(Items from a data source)

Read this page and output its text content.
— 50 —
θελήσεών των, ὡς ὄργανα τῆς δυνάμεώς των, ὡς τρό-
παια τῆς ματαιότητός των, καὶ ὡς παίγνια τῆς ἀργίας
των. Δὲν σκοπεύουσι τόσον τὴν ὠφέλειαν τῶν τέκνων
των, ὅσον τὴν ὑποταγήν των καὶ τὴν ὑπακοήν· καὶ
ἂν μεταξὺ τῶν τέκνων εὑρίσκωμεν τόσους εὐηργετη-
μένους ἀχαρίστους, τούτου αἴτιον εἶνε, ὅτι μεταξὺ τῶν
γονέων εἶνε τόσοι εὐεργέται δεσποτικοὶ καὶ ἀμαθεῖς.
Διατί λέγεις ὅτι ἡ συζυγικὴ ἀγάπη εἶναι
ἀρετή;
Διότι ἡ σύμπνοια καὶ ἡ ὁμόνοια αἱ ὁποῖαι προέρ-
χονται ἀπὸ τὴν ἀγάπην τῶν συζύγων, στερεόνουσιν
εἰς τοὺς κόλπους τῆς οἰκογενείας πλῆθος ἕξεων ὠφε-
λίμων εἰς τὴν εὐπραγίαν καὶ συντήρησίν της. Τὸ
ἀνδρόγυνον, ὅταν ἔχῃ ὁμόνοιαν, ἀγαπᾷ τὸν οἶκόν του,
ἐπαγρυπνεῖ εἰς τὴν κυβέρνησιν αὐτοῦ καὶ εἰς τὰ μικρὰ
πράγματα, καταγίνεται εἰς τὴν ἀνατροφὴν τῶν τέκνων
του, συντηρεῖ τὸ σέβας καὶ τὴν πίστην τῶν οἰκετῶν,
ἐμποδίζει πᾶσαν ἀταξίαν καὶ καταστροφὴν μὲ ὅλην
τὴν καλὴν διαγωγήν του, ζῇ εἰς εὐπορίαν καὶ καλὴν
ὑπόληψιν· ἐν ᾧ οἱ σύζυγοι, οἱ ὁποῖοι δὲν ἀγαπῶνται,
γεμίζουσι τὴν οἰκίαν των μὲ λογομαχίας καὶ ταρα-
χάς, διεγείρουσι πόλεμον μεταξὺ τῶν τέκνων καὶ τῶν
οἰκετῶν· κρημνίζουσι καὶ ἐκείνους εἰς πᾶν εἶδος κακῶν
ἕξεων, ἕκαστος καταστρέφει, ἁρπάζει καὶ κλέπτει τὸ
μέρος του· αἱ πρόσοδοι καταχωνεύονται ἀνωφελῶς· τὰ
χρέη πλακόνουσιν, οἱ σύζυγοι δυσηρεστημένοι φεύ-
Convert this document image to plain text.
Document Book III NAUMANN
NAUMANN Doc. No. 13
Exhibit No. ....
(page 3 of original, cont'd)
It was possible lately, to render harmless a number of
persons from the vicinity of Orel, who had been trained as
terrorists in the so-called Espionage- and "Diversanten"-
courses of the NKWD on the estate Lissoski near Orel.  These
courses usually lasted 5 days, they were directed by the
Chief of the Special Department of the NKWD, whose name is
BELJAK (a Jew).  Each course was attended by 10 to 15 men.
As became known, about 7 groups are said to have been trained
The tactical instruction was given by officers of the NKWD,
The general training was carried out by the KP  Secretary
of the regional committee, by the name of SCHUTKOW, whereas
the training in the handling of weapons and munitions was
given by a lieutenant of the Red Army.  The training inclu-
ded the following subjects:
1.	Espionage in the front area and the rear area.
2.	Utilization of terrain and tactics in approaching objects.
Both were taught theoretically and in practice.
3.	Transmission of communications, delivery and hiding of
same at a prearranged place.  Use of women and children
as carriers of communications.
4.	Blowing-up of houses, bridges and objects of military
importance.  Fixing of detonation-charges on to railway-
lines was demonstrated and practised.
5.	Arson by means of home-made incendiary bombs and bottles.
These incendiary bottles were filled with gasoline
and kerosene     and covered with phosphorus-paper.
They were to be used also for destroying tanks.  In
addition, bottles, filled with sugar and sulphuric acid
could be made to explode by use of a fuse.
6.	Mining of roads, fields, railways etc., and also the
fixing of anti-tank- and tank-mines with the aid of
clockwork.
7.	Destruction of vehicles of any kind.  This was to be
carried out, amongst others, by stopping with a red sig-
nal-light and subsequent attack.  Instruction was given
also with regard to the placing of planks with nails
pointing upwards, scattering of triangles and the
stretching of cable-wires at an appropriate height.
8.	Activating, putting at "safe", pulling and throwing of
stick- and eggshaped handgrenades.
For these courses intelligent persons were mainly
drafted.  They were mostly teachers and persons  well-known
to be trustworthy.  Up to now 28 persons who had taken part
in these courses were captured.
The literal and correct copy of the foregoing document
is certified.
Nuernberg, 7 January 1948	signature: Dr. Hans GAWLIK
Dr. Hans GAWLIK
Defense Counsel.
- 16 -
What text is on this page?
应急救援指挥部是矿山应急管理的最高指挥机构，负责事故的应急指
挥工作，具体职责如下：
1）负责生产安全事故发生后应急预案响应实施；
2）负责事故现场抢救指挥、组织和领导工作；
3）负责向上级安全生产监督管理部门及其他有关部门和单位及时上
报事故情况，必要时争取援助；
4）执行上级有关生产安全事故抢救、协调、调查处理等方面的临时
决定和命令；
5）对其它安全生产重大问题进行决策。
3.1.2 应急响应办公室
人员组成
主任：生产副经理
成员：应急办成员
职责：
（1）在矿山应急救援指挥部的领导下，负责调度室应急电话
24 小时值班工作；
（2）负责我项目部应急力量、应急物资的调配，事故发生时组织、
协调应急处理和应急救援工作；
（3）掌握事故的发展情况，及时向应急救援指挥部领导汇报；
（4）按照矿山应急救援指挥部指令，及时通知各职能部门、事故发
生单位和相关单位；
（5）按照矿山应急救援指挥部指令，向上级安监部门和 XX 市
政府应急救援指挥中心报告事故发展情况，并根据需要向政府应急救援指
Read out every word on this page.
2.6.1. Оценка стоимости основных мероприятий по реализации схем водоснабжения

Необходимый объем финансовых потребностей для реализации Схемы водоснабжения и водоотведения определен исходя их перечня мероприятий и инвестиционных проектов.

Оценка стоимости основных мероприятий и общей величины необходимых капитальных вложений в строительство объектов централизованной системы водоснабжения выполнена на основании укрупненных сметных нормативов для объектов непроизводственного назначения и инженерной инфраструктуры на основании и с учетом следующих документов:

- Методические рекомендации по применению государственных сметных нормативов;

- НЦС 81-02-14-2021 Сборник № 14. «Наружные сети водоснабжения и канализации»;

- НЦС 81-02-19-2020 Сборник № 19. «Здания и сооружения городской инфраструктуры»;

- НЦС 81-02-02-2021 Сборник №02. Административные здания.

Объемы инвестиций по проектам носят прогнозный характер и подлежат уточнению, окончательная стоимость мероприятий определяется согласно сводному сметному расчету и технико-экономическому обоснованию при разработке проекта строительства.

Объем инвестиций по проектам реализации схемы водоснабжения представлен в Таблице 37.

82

* _WHAT IS EXPECTED_
How many of the lines above hold "нормативов"? Answer with only the number.

* _EXPECTED OUTPUT_
2